Given records:
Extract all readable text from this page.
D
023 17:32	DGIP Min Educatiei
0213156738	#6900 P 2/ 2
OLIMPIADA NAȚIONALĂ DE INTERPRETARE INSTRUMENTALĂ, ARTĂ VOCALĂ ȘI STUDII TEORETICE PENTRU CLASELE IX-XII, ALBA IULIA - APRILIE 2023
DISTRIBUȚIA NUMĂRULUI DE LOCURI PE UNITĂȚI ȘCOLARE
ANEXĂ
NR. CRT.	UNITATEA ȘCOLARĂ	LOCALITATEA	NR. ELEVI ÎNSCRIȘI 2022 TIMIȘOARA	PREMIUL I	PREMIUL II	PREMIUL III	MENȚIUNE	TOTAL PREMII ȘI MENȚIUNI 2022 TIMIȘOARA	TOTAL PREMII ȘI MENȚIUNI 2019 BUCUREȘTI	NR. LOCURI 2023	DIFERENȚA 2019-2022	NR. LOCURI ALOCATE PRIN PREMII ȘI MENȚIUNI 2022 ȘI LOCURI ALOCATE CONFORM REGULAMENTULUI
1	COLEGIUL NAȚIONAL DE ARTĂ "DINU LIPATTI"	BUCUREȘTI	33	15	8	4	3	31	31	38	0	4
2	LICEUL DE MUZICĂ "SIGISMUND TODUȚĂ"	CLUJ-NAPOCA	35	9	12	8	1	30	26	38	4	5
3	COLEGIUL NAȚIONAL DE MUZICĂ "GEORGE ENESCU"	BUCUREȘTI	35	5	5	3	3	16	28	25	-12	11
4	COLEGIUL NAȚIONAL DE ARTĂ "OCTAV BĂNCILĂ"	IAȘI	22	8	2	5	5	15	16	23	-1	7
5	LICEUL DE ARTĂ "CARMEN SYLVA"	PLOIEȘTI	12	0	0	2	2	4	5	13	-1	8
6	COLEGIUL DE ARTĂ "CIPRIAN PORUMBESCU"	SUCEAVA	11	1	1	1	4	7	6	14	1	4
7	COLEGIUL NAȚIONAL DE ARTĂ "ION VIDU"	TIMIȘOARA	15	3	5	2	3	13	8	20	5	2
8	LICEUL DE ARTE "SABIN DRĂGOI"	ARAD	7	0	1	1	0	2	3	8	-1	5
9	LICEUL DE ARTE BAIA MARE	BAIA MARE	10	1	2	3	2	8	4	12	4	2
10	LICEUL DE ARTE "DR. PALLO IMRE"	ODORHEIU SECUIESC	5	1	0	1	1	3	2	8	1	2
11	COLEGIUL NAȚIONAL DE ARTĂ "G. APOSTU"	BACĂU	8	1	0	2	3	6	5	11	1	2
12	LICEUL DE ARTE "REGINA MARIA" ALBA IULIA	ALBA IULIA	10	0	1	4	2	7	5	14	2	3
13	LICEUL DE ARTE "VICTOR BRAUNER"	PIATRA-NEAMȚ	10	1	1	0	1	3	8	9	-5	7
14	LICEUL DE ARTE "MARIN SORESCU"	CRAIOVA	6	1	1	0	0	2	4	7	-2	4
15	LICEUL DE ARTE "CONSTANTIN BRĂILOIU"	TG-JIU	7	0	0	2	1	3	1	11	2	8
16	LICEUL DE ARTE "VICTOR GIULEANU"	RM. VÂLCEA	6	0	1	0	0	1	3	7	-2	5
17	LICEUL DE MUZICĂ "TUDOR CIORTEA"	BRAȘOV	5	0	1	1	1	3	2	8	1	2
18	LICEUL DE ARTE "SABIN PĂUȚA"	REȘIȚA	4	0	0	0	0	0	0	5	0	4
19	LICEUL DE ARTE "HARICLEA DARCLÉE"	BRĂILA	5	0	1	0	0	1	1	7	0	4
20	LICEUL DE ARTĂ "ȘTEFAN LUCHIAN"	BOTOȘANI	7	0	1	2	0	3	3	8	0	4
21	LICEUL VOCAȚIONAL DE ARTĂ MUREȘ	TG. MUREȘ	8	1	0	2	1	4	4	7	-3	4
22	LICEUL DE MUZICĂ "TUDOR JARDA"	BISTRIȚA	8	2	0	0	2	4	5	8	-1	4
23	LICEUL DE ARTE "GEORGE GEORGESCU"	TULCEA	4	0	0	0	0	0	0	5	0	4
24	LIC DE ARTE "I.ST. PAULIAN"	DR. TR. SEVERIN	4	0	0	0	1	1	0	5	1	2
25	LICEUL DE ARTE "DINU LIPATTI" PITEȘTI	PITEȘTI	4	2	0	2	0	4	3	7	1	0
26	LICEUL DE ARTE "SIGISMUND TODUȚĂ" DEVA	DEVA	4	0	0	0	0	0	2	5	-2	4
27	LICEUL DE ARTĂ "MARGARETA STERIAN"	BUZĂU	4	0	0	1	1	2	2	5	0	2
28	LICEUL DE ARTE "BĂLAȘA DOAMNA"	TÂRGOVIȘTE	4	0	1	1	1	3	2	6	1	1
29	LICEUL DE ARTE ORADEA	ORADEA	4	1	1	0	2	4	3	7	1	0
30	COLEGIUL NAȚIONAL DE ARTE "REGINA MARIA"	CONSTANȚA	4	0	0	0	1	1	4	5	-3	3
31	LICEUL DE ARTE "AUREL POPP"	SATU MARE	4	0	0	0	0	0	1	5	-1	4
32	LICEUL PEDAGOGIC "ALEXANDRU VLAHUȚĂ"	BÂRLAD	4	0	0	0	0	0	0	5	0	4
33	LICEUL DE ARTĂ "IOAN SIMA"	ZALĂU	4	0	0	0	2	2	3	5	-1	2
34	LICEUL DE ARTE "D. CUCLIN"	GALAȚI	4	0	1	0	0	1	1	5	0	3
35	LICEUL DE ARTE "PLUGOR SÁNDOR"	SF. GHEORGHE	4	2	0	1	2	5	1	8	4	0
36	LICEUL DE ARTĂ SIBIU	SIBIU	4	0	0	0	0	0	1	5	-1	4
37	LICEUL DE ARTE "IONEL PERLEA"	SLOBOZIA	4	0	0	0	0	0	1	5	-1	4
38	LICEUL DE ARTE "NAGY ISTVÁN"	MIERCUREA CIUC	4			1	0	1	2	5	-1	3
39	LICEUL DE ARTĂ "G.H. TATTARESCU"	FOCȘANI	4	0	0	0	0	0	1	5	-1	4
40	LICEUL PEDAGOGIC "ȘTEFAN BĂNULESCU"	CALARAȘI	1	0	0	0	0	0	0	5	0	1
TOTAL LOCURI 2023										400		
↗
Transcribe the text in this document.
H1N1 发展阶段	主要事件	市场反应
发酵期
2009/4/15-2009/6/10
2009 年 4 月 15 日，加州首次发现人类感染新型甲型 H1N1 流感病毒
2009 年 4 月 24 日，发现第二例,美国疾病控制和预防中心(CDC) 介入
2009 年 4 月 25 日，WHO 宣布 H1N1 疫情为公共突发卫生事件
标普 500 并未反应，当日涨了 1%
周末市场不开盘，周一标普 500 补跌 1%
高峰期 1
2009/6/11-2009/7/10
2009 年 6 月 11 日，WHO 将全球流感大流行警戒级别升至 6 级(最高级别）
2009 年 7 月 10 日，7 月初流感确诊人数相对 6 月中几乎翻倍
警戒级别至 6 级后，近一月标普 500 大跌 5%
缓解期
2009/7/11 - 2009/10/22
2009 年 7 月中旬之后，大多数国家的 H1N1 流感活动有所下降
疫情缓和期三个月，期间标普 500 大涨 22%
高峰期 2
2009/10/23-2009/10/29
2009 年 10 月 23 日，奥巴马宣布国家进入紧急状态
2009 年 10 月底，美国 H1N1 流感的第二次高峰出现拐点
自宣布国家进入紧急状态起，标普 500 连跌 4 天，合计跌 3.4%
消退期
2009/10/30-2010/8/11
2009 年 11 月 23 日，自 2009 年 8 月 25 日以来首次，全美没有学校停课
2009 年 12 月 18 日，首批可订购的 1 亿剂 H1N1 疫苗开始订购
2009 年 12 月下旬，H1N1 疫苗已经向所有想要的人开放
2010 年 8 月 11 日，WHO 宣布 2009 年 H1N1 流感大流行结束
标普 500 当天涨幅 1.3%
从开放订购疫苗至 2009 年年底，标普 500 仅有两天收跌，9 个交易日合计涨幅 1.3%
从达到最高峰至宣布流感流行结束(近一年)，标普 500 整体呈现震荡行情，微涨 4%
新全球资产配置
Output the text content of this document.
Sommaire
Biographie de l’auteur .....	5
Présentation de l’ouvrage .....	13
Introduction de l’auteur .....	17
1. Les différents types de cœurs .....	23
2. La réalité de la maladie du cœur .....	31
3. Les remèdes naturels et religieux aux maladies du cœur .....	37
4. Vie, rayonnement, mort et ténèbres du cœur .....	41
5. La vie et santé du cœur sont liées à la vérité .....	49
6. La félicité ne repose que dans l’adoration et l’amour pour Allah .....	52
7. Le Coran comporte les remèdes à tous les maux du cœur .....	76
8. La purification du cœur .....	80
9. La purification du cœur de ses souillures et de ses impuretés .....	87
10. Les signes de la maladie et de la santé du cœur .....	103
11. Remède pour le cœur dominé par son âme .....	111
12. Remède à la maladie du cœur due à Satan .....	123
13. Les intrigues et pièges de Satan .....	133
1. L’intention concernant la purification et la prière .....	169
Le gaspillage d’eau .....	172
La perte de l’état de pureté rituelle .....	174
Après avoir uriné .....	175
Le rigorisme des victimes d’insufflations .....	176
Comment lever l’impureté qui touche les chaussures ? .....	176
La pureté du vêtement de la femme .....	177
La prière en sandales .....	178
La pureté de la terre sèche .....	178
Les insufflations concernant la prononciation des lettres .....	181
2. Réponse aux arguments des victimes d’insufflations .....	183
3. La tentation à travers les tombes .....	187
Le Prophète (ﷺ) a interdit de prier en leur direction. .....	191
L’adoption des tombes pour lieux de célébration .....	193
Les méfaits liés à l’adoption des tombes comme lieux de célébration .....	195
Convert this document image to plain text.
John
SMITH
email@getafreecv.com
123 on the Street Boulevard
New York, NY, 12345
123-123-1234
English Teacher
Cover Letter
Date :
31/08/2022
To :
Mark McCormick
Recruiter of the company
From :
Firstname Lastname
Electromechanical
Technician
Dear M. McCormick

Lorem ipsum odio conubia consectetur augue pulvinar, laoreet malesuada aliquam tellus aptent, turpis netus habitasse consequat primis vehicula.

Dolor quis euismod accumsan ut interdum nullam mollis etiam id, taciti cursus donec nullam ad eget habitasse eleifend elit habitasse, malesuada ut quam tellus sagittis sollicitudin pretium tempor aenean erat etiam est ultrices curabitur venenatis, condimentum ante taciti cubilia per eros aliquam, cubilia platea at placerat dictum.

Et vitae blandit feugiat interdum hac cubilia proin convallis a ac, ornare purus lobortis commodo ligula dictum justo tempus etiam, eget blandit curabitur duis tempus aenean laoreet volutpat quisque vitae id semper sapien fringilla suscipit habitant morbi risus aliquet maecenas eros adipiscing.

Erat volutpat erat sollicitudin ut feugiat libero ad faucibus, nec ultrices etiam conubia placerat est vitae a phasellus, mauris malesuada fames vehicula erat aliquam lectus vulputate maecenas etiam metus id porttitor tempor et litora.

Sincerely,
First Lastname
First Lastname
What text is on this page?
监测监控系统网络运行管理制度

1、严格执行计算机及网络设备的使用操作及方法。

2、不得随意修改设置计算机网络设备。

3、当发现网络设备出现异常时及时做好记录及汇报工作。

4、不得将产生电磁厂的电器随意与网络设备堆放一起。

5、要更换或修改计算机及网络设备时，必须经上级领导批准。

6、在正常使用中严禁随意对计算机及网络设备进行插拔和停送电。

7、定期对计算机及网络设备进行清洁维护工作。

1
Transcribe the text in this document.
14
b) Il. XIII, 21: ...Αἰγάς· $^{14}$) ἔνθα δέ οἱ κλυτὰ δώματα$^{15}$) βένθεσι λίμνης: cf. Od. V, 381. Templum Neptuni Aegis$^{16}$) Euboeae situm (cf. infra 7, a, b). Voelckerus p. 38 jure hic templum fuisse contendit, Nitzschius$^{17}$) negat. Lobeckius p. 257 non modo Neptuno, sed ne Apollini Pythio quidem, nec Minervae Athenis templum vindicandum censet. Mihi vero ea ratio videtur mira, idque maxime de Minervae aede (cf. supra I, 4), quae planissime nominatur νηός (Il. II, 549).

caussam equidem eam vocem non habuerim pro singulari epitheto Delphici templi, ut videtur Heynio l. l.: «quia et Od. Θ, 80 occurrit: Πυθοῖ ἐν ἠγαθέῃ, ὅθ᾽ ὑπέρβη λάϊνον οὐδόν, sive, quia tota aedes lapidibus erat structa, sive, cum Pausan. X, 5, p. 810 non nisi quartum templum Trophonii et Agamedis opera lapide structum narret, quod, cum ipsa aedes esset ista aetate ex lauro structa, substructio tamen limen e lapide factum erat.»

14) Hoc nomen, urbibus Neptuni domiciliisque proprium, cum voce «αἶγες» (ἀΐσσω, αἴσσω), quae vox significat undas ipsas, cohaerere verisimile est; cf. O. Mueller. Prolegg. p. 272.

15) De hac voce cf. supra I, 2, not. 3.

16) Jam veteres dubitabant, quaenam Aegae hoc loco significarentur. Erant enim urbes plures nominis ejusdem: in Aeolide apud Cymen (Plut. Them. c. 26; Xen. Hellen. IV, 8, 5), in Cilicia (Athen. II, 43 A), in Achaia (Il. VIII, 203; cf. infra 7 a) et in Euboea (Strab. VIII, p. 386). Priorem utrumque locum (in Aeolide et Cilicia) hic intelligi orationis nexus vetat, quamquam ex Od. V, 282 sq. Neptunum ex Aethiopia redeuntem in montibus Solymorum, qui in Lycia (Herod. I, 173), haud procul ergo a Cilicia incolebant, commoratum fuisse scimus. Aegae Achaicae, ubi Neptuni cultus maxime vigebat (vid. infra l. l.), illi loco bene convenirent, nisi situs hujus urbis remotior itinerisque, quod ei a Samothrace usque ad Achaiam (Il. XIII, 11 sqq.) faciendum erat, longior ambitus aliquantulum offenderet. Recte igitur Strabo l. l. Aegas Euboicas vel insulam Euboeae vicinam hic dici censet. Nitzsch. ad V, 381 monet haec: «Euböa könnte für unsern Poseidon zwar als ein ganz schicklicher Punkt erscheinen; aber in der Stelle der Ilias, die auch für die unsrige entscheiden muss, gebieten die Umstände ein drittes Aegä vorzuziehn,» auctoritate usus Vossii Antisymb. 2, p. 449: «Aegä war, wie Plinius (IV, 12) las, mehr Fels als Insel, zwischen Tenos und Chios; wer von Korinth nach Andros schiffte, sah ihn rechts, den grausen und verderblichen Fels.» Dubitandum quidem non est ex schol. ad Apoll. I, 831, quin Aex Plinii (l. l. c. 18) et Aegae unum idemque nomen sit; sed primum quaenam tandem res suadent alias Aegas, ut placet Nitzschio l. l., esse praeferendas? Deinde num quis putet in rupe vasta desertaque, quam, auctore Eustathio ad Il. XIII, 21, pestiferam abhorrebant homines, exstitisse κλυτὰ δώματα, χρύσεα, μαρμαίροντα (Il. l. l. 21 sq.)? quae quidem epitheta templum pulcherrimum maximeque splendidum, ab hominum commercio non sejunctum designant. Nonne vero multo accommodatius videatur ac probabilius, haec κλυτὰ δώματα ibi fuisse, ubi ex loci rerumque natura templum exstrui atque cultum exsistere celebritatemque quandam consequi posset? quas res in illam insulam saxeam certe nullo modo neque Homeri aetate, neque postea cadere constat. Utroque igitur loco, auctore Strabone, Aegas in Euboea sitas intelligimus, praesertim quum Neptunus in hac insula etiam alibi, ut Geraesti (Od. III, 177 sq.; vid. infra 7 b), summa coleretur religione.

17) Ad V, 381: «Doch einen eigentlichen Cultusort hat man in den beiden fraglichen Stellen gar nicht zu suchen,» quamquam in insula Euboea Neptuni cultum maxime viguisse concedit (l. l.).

The problem:
Where a line holds "prière", copy it out.

Written answer:
1. L’intention concernant la purification et la prière .....	169
La prière en sandales .....	178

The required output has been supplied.